** begin DATASET EXCERPTS **
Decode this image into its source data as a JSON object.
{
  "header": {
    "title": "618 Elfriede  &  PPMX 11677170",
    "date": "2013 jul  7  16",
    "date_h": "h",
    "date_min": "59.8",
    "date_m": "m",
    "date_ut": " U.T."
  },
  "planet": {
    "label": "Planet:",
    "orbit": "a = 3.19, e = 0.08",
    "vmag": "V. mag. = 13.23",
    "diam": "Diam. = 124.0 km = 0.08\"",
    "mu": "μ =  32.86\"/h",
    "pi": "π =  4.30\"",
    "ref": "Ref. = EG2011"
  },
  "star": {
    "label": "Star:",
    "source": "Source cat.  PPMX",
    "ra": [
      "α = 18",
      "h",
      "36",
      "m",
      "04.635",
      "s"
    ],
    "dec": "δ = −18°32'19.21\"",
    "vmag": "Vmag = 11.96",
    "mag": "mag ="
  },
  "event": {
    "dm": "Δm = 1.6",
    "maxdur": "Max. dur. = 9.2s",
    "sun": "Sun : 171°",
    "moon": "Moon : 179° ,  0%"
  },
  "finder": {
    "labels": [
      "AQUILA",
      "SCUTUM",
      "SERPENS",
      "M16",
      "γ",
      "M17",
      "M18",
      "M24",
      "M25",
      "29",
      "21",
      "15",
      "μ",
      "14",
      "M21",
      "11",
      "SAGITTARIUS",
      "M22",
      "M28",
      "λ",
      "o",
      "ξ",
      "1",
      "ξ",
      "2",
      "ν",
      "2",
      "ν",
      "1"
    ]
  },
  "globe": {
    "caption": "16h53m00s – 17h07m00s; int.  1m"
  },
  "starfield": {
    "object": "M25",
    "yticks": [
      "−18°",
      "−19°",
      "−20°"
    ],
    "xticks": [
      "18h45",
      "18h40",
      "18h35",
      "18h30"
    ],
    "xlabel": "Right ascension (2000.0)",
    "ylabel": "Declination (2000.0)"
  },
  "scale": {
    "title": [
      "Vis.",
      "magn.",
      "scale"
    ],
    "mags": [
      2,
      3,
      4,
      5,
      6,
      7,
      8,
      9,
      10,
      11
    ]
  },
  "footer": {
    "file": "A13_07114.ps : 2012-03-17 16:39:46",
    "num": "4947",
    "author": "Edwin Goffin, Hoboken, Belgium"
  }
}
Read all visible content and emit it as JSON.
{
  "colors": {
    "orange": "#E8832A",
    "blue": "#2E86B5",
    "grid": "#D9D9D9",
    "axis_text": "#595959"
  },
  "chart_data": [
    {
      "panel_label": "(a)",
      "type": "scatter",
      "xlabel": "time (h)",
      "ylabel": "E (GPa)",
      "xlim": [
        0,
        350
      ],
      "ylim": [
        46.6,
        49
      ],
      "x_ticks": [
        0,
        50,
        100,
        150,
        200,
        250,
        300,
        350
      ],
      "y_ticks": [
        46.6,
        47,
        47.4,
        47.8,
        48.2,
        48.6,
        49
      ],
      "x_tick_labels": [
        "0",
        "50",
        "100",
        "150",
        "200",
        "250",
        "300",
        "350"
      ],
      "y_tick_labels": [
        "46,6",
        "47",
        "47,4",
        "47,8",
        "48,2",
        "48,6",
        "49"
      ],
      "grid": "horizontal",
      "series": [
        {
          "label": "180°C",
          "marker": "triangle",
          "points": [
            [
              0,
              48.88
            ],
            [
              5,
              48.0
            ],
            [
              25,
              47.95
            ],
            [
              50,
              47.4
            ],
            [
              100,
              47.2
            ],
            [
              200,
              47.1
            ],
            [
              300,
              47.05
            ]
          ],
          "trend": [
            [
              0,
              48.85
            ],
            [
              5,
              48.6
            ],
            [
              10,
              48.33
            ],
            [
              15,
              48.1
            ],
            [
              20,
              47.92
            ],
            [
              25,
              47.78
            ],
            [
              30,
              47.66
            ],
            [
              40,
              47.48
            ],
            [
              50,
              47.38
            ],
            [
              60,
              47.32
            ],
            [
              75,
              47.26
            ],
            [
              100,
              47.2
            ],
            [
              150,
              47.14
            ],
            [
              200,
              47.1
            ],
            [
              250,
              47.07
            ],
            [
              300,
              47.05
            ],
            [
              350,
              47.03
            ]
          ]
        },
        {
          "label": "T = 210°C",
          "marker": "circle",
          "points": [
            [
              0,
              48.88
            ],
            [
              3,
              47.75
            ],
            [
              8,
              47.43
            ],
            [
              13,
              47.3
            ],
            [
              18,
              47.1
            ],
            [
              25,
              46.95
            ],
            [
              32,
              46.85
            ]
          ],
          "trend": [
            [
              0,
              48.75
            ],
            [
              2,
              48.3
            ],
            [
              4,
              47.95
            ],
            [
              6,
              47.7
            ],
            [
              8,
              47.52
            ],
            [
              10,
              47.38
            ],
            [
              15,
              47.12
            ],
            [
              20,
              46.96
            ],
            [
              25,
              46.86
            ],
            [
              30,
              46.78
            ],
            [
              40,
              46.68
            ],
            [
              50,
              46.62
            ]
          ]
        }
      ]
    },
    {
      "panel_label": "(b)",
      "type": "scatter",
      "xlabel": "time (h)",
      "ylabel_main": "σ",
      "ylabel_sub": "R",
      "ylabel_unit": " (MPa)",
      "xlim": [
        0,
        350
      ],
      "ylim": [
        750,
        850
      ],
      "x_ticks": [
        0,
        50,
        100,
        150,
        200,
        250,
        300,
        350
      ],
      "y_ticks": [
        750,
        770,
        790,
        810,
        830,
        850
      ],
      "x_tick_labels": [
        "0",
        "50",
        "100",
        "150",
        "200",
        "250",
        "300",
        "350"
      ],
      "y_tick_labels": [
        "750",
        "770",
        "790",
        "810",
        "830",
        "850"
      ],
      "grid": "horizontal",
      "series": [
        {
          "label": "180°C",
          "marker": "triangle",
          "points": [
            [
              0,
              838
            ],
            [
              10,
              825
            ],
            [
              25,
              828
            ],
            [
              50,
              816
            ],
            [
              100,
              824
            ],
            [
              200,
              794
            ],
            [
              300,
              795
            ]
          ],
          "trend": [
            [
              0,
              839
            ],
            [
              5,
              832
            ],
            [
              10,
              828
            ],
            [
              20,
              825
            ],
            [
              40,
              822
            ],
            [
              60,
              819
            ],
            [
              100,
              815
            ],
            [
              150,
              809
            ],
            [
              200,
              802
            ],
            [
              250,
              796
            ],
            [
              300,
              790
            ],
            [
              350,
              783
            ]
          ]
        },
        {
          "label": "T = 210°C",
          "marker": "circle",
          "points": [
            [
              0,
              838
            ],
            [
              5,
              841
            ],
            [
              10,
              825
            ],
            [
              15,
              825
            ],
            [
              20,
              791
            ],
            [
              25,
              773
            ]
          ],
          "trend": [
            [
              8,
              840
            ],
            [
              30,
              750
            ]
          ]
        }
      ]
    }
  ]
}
** end DATASET EXCERPTS **
** begin DATASET EXCERPTS **
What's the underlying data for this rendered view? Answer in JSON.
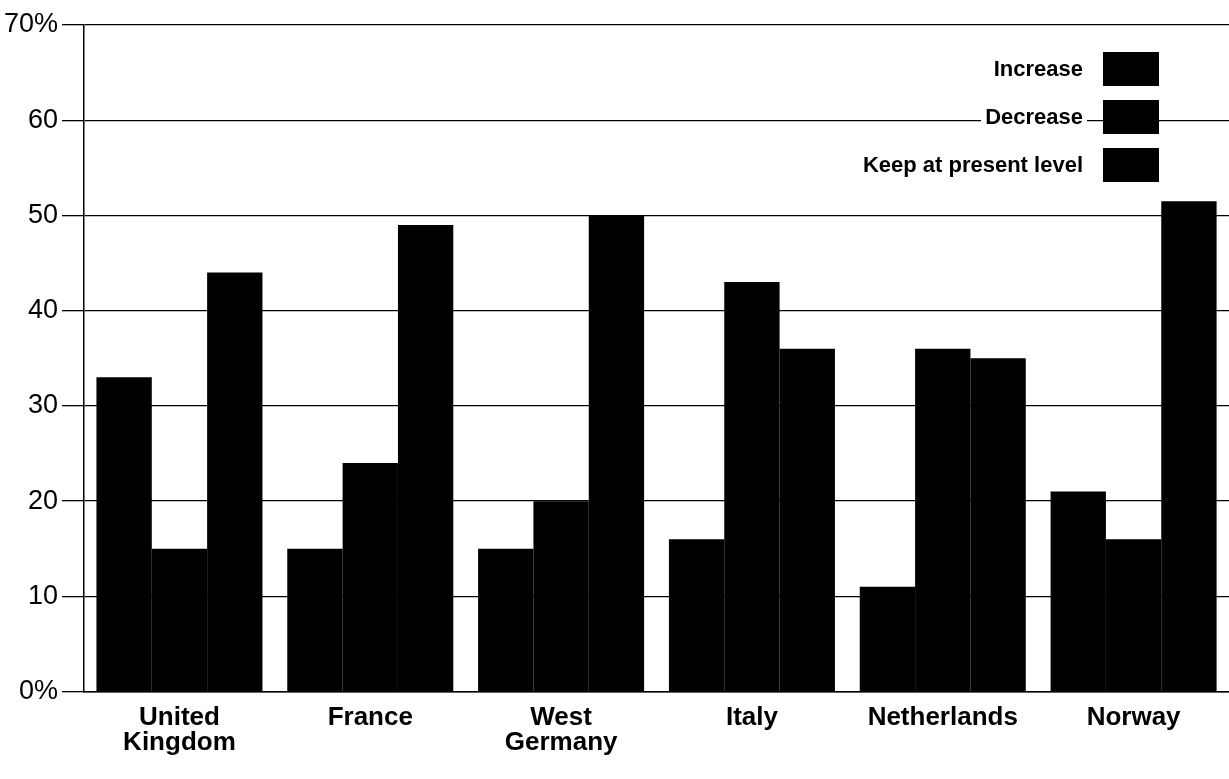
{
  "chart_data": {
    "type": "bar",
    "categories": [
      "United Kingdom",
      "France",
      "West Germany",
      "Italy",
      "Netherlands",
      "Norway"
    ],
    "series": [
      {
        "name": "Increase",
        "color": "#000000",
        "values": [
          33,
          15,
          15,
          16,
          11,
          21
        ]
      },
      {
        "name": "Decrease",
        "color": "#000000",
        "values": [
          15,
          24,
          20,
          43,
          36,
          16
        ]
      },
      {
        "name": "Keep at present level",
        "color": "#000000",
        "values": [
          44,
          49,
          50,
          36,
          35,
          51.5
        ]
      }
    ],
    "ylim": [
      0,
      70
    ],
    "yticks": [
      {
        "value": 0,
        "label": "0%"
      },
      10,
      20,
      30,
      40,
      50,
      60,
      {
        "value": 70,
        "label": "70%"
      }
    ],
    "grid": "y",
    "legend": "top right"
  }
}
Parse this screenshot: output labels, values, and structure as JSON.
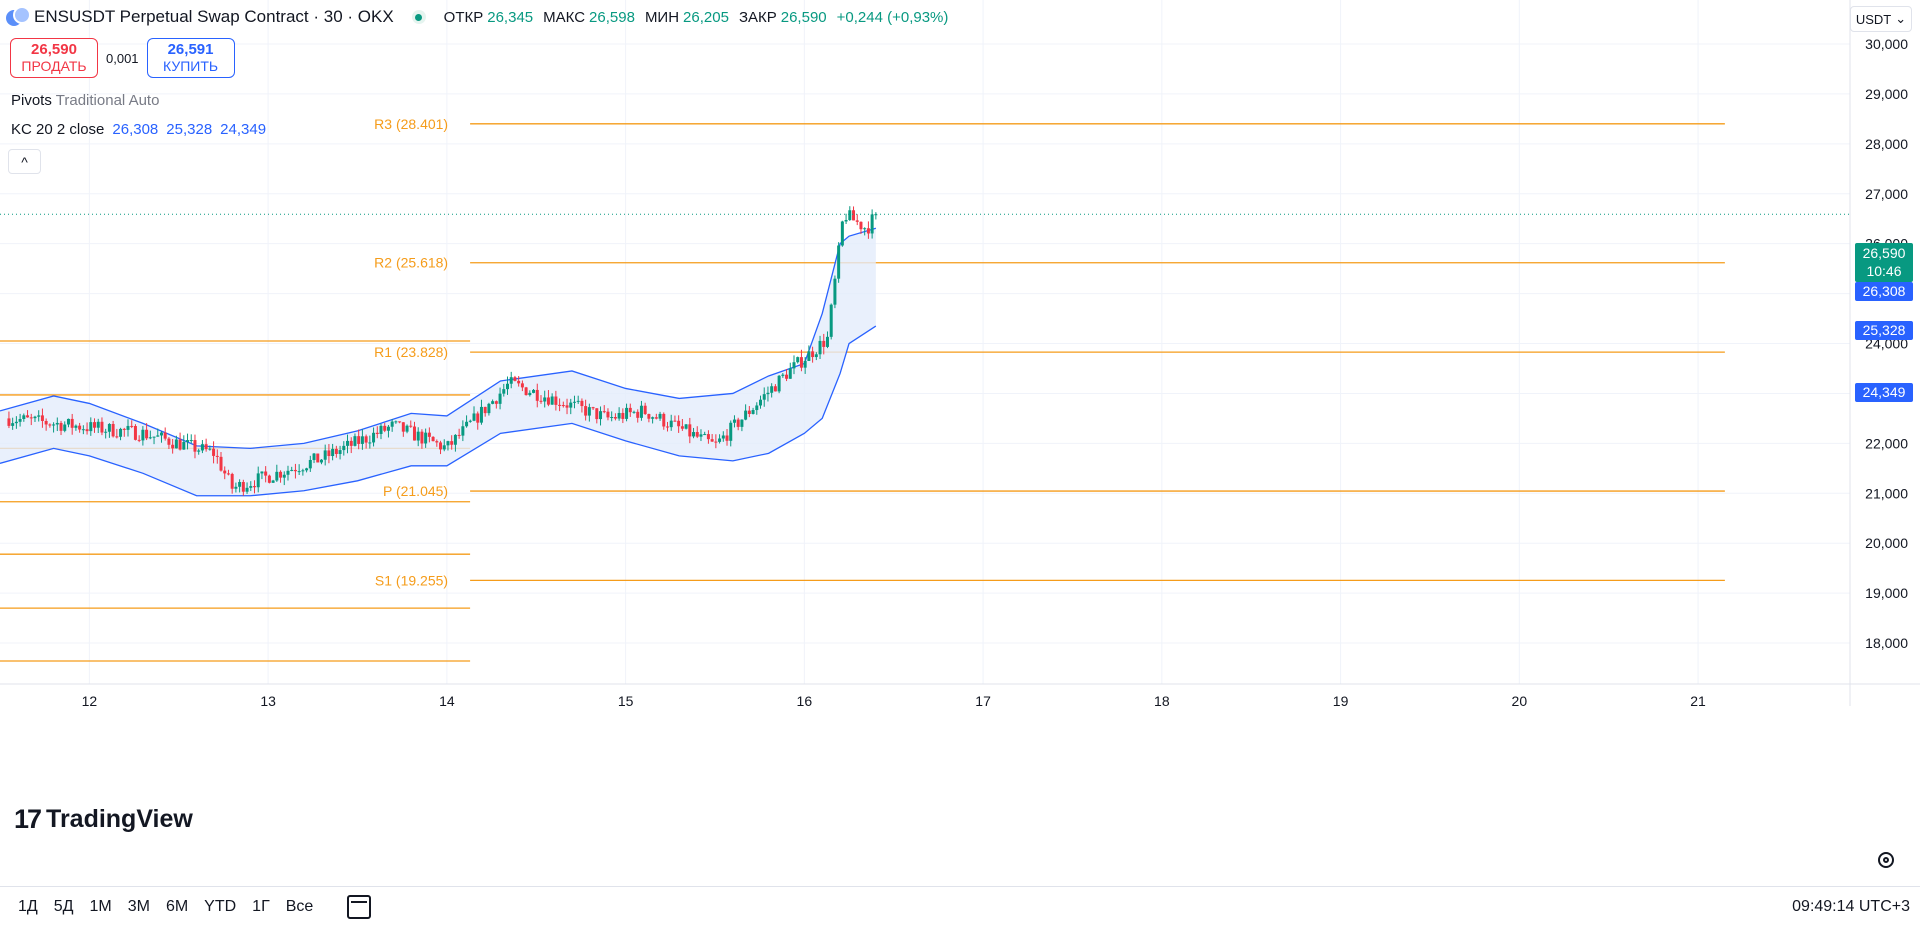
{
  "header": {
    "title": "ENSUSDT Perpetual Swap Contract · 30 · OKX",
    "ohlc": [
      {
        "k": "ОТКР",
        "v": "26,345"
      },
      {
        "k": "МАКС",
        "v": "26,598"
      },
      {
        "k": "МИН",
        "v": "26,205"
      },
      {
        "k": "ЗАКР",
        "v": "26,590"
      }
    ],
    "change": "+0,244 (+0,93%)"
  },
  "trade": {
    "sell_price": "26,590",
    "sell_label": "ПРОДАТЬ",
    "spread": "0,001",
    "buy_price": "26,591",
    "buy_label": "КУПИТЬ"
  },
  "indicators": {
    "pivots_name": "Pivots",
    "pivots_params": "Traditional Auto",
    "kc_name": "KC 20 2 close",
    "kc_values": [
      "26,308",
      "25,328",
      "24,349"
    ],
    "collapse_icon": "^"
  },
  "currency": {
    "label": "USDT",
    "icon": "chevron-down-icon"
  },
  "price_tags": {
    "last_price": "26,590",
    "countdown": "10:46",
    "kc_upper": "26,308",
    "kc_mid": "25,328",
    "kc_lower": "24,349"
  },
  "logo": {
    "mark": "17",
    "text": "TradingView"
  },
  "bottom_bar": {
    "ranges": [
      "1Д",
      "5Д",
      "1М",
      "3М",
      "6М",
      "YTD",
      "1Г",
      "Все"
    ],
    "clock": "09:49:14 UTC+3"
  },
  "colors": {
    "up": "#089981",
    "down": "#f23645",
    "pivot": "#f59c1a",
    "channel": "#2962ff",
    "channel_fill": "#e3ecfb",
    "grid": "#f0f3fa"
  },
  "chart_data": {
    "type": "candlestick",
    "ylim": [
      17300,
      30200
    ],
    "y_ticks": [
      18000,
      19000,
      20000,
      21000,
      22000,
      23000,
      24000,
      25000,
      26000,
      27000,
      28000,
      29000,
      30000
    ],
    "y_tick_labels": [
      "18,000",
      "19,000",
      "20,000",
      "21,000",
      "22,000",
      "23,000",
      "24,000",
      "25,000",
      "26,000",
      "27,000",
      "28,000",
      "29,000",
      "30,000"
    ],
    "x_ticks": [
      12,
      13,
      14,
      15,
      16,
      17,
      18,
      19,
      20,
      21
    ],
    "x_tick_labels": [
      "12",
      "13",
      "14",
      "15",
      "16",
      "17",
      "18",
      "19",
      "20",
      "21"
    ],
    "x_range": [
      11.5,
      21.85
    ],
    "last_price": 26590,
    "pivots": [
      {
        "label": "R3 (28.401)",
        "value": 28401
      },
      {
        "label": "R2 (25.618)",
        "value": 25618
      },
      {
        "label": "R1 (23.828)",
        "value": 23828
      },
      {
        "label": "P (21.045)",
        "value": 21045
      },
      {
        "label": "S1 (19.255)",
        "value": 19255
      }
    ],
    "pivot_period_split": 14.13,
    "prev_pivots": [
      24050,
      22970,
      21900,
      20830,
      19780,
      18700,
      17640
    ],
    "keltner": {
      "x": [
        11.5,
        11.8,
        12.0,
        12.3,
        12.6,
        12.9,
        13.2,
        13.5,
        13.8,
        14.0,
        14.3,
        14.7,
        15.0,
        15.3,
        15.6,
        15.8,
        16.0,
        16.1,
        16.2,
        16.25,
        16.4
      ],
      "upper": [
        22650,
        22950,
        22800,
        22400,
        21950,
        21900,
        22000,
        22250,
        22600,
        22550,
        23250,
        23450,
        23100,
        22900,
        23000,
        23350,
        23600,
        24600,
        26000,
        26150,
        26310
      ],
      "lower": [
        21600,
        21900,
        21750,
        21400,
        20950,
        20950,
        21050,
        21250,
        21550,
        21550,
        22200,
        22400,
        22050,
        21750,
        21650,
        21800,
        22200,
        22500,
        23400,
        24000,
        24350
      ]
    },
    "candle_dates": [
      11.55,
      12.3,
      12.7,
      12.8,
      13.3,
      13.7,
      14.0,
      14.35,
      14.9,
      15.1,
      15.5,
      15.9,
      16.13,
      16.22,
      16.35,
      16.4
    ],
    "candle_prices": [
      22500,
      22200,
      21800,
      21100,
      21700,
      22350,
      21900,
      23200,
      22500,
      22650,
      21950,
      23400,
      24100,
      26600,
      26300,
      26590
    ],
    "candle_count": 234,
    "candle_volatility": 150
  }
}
** end DATASET EXCERPTS **
§ YOUR TASK
Go through the material above and count the lines that include "PPMX". Give the number alone.

§ FULL ANSWER
2